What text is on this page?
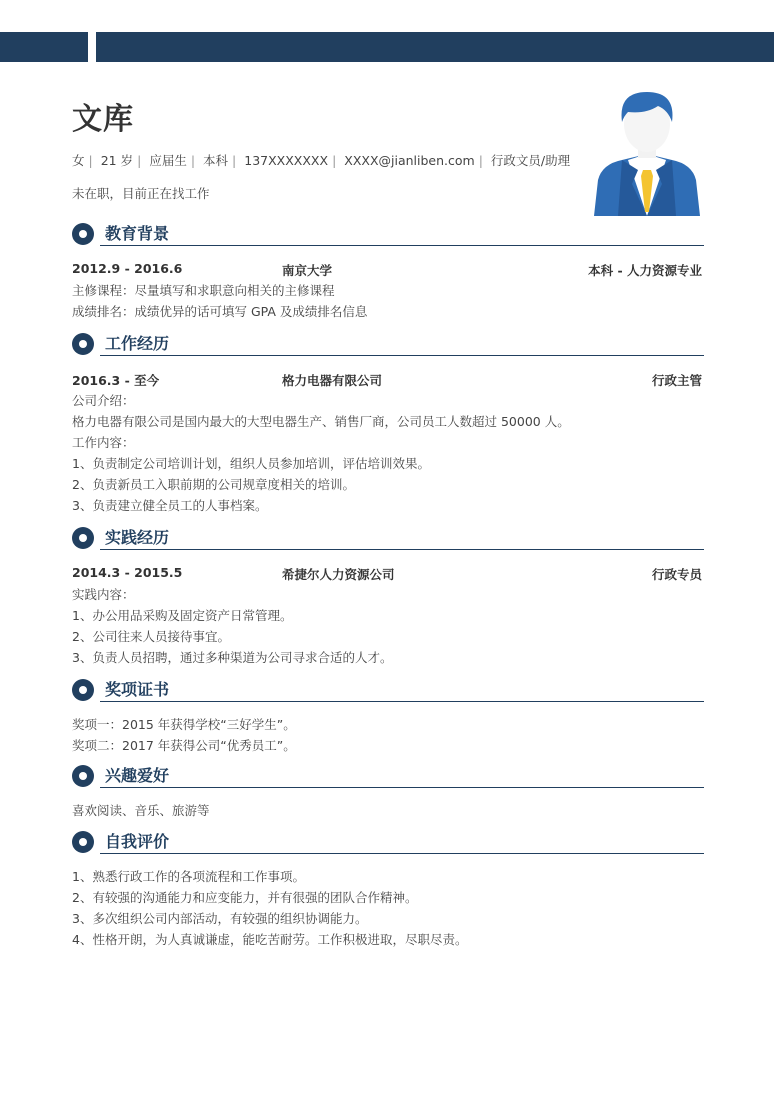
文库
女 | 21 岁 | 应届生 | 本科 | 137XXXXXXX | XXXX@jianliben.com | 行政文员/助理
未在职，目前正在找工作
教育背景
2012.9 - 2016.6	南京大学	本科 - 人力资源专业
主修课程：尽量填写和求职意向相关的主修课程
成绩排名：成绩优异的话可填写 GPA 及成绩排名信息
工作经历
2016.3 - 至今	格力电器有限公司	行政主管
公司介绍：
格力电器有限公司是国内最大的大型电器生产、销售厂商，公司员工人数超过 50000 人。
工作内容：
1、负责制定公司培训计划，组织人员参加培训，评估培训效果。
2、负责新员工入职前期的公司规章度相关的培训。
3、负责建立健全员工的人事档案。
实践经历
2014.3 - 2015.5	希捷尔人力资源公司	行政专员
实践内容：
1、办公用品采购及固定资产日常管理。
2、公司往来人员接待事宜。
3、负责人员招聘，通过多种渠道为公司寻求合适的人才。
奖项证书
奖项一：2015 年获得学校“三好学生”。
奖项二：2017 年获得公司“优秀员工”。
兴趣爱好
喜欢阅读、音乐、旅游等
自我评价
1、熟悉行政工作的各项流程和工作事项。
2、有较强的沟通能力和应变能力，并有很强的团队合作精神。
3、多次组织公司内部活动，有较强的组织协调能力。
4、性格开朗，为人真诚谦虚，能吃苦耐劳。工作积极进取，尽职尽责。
-=-=-
What you need to do: Transcribe every line from the records above without alteration, and leave out the images.

Final answer:
What text is on this page?
文库
女 | 21 岁 | 应届生 | 本科 | 137XXXXXXX | XXXX@jianliben.com | 行政文员/助理
未在职，目前正在找工作
教育背景
2012.9 - 2016.6	南京大学	本科 - 人力资源专业
主修课程：尽量填写和求职意向相关的主修课程
成绩排名：成绩优异的话可填写 GPA 及成绩排名信息
工作经历
2016.3 - 至今	格力电器有限公司	行政主管
公司介绍：
格力电器有限公司是国内最大的大型电器生产、销售厂商，公司员工人数超过 50000 人。
工作内容：
1、负责制定公司培训计划，组织人员参加培训，评估培训效果。
2、负责新员工入职前期的公司规章度相关的培训。
3、负责建立健全员工的人事档案。
实践经历
2014.3 - 2015.5	希捷尔人力资源公司	行政专员
实践内容：
1、办公用品采购及固定资产日常管理。
2、公司往来人员接待事宜。
3、负责人员招聘，通过多种渠道为公司寻求合适的人才。
奖项证书
奖项一：2015 年获得学校“三好学生”。
奖项二：2017 年获得公司“优秀员工”。
兴趣爱好
喜欢阅读、音乐、旅游等
自我评价
1、熟悉行政工作的各项流程和工作事项。
2、有较强的沟通能力和应变能力，并有很强的团队合作精神。
3、多次组织公司内部活动，有较强的组织协调能力。
4、性格开朗，为人真诚谦虚，能吃苦耐劳。工作积极进取，尽职尽责。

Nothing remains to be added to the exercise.